Exercise instructions >> Identify every line containing the word "marker" and reproduce each one.
####
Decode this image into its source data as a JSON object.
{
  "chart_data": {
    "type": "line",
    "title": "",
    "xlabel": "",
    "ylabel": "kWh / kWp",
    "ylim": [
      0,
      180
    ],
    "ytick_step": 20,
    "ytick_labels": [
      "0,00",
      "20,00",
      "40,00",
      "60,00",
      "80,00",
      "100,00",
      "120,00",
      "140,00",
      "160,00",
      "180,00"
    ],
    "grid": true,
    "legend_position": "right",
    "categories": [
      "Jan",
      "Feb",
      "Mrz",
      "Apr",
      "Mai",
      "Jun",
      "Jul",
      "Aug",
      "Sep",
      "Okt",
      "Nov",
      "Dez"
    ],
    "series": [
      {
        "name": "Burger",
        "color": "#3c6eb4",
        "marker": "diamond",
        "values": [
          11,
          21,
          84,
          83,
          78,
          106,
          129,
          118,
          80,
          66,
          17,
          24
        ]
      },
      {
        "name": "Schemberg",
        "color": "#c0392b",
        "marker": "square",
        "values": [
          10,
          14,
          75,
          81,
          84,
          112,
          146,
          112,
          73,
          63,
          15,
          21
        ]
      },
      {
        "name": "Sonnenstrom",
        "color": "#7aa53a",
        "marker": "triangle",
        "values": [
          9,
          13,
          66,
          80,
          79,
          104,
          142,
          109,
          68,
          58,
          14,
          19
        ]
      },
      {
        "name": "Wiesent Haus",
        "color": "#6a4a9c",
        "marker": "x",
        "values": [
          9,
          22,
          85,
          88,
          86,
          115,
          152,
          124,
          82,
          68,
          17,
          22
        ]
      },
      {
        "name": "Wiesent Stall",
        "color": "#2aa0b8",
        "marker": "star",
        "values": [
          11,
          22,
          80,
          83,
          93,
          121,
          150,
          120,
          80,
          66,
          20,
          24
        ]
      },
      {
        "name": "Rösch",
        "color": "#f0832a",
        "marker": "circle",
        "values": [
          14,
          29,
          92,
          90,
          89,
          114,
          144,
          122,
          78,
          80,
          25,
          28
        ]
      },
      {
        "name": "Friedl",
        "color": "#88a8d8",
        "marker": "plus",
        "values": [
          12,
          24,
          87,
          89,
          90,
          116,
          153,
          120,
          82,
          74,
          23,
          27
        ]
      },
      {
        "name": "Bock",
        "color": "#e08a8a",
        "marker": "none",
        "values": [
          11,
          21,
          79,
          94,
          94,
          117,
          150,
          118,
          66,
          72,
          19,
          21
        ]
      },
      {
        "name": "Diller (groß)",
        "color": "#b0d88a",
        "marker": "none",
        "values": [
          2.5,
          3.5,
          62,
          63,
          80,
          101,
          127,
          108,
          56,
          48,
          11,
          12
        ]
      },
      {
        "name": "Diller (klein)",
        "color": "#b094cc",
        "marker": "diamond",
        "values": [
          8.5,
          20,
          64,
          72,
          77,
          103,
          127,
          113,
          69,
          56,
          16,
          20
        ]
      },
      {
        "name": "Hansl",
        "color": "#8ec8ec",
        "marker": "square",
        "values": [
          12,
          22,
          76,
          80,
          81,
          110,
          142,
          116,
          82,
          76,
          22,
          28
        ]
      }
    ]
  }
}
####
Solution >>
        "marker": "diamond",
        "marker": "square",
        "marker": "triangle",
        "marker": "x",
        "marker": "star",
        "marker": "circle",
        "marker": "plus",
        "marker": "none",
        "marker": "none",
        "marker": "diamond",
        "marker": "square",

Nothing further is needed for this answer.